**** Extracted data

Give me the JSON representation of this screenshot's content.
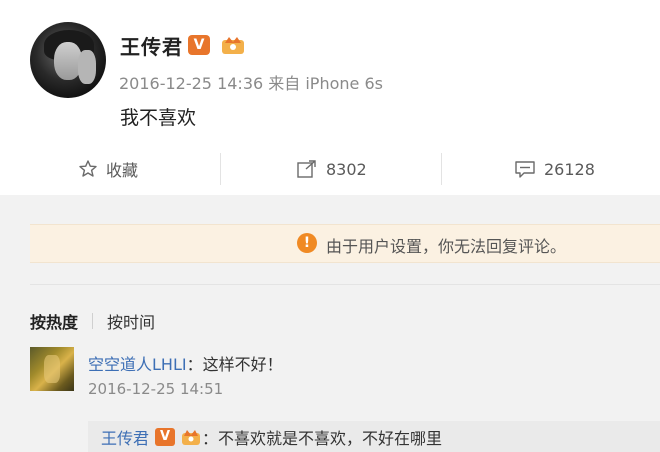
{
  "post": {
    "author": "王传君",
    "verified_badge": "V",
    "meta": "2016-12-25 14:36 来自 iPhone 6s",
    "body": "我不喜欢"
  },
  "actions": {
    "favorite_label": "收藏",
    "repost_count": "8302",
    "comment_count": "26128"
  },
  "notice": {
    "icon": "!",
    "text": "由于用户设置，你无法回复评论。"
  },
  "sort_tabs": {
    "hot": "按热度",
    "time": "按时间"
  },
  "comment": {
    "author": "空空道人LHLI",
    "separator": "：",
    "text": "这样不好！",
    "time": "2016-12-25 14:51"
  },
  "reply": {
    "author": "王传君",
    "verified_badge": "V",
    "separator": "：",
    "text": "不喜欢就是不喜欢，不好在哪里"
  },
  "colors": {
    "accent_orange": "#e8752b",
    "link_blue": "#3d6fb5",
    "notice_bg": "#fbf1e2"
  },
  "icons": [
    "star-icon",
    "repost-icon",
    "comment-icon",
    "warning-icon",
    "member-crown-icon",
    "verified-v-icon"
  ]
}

********
**** Extracted data

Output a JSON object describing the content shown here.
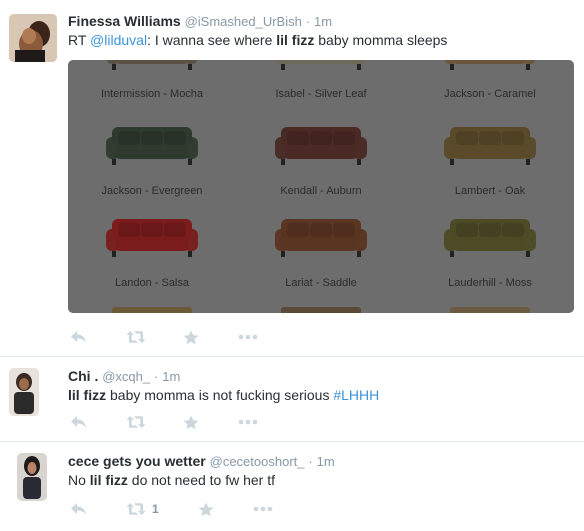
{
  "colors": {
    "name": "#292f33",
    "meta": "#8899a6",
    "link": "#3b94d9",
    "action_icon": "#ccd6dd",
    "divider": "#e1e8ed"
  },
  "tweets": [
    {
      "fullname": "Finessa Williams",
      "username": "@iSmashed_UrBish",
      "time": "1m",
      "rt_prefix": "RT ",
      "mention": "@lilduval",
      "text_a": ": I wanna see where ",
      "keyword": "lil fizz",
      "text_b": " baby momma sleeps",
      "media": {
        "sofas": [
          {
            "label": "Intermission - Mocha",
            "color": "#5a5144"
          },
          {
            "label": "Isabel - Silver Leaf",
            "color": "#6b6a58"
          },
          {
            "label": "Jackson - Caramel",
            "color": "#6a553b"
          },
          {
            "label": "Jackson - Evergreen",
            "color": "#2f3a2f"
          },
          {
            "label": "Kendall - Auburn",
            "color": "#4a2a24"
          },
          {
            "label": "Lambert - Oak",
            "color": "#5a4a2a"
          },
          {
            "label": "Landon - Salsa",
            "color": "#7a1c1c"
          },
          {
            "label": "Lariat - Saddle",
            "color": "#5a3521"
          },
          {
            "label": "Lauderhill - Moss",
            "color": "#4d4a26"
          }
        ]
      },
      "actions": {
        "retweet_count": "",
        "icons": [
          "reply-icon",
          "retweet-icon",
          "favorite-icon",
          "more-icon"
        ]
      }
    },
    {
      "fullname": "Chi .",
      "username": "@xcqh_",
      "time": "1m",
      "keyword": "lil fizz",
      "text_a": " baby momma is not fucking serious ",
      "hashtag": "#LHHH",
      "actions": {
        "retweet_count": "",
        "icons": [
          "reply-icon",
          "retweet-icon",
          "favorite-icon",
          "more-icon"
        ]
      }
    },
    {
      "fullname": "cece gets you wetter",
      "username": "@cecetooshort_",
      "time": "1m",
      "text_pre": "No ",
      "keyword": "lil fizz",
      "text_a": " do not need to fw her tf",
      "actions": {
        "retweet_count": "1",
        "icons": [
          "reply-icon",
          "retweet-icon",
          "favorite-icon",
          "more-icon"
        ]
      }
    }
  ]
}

********

The records are above. How many lines in them contain the word "baby"? Give the number alone.

[Answer in full]
2